> What you have to do
From the data that follows, copy every line holding the string "plot".

> Provided records

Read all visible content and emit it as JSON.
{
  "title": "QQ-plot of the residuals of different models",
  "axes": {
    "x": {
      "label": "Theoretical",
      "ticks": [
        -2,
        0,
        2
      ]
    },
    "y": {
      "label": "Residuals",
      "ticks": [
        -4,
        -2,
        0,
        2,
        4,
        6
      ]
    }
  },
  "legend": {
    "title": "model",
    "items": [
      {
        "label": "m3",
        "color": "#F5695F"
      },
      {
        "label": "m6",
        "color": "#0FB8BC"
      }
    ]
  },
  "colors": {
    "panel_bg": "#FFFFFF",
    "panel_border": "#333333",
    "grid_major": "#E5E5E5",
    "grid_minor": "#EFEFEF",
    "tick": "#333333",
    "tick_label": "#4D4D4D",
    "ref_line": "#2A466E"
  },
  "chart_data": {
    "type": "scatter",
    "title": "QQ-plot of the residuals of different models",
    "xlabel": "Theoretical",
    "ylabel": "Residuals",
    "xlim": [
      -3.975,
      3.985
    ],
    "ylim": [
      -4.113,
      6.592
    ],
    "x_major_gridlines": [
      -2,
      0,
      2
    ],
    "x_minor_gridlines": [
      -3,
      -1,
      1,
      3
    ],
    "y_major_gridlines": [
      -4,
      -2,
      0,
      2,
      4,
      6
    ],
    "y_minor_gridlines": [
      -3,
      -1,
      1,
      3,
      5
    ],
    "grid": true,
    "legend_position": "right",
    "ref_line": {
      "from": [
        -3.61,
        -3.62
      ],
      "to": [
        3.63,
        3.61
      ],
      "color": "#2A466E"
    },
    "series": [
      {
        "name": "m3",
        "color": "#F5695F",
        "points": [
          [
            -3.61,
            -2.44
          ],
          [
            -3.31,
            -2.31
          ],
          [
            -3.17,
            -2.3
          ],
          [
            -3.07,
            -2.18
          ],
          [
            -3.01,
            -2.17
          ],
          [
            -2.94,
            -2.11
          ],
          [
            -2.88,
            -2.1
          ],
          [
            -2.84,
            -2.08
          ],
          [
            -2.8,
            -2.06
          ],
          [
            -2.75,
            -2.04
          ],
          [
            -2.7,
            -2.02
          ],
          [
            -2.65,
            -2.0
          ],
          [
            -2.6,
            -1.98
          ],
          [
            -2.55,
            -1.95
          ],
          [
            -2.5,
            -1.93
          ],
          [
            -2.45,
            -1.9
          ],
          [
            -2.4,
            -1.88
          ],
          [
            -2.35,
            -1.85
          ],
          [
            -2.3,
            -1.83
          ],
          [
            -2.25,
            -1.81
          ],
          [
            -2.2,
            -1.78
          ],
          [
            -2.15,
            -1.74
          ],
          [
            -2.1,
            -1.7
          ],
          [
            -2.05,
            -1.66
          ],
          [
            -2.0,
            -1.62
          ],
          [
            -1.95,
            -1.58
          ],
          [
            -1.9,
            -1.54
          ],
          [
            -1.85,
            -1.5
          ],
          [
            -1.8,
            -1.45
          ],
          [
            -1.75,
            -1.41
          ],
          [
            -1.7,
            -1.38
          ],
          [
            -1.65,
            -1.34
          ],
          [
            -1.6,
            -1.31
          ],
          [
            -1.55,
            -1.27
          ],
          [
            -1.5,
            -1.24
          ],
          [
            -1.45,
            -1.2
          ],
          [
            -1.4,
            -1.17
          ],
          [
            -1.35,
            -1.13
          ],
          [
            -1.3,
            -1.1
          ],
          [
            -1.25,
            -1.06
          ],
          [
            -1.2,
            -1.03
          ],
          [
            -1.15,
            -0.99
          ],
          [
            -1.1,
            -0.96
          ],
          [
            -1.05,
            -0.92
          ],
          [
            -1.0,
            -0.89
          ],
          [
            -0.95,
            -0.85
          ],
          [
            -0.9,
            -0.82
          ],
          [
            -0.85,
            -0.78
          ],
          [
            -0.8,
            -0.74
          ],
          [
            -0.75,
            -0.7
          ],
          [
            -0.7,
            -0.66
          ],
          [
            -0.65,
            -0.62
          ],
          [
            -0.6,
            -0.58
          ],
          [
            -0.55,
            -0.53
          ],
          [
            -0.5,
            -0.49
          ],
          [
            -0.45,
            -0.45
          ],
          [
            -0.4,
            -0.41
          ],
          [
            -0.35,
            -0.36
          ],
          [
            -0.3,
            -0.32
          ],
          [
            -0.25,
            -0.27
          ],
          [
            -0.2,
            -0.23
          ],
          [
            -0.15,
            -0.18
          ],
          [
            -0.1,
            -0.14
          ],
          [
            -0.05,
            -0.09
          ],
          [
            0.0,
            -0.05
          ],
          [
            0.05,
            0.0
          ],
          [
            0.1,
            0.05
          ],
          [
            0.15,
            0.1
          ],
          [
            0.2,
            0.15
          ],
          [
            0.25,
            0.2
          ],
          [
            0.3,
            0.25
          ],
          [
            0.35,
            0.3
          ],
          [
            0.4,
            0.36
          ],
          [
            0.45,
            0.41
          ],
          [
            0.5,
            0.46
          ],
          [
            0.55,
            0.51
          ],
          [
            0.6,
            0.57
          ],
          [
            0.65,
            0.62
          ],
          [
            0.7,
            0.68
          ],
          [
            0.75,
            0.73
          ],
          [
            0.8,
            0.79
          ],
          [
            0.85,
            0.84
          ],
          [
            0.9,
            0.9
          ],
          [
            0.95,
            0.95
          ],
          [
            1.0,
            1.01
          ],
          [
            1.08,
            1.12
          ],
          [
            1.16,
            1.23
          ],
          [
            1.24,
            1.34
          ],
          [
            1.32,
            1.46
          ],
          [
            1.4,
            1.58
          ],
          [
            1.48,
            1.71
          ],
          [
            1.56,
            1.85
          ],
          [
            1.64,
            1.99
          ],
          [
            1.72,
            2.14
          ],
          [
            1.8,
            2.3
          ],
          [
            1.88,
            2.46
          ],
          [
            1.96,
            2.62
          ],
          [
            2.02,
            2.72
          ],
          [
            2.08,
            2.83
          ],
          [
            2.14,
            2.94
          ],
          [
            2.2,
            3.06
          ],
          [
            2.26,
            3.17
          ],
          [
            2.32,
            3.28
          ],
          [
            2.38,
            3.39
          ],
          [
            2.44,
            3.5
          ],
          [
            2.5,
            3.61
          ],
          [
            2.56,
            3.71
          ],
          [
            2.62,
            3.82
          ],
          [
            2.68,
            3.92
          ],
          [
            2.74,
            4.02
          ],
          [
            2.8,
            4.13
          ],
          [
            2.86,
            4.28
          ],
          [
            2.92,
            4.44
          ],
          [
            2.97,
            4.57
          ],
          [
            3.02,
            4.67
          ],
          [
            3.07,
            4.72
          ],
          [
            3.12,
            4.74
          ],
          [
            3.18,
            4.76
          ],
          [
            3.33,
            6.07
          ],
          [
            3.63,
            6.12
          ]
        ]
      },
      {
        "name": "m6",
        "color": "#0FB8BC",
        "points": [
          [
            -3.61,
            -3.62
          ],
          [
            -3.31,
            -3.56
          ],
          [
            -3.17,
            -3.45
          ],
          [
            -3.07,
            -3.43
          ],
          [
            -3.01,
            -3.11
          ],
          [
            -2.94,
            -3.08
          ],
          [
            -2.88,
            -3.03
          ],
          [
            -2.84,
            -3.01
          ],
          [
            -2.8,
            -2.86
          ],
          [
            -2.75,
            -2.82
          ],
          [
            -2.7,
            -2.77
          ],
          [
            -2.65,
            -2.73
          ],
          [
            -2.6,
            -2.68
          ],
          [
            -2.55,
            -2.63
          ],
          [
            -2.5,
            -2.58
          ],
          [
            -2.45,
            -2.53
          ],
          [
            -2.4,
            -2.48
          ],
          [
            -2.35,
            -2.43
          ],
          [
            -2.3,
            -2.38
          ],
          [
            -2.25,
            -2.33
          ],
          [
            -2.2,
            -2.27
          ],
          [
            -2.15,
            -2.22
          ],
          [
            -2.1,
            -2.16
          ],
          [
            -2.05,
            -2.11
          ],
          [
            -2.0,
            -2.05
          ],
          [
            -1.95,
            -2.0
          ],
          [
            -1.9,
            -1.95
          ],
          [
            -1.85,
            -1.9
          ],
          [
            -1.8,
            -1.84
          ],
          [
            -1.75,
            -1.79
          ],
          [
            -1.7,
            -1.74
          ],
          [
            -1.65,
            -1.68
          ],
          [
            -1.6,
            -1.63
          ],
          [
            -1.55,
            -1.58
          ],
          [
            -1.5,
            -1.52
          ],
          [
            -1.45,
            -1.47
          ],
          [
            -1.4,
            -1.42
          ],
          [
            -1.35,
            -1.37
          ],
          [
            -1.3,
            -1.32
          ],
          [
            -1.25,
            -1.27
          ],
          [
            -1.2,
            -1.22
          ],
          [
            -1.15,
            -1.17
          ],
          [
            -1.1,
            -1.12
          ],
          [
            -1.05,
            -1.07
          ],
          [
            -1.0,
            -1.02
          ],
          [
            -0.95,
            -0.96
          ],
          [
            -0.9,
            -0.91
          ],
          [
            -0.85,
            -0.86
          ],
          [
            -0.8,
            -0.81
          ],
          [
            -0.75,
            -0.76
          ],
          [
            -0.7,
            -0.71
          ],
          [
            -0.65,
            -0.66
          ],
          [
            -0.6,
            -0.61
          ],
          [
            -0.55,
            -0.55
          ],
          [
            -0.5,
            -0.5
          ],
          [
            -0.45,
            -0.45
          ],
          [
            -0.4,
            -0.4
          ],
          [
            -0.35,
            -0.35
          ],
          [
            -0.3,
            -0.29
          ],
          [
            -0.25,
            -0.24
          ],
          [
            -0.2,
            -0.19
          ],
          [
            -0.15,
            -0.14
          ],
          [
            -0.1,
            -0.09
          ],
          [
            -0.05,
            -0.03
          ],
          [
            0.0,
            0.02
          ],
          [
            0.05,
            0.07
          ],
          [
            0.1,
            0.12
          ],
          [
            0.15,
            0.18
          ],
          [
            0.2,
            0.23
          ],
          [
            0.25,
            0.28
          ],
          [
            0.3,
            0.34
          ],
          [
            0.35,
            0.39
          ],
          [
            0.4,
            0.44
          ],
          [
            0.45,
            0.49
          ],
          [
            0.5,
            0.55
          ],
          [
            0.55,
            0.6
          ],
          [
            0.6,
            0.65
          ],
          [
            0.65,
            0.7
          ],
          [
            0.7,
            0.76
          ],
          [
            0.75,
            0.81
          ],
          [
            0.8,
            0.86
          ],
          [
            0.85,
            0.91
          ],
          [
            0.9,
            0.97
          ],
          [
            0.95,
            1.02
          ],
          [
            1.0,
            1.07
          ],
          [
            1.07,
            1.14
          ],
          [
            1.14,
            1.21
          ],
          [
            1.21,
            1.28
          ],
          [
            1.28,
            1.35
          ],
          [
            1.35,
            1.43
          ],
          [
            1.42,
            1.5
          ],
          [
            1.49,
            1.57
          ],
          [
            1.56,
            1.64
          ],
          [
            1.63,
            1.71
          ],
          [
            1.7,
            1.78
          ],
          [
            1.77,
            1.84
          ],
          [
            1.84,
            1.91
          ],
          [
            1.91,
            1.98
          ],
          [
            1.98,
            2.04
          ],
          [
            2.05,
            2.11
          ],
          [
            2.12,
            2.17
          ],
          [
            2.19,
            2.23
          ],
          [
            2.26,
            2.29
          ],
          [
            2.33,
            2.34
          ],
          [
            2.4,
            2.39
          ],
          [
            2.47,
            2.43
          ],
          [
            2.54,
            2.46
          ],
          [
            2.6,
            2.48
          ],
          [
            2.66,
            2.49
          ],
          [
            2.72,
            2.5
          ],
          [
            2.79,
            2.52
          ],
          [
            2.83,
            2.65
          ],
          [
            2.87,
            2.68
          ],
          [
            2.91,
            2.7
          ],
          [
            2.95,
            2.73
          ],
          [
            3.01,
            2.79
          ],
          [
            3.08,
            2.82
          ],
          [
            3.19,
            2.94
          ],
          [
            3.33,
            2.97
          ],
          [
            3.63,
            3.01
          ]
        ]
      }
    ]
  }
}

> Correct result
  "title": "QQ-plot of the residuals of different models",
    "title": "QQ-plot of the residuals of different models",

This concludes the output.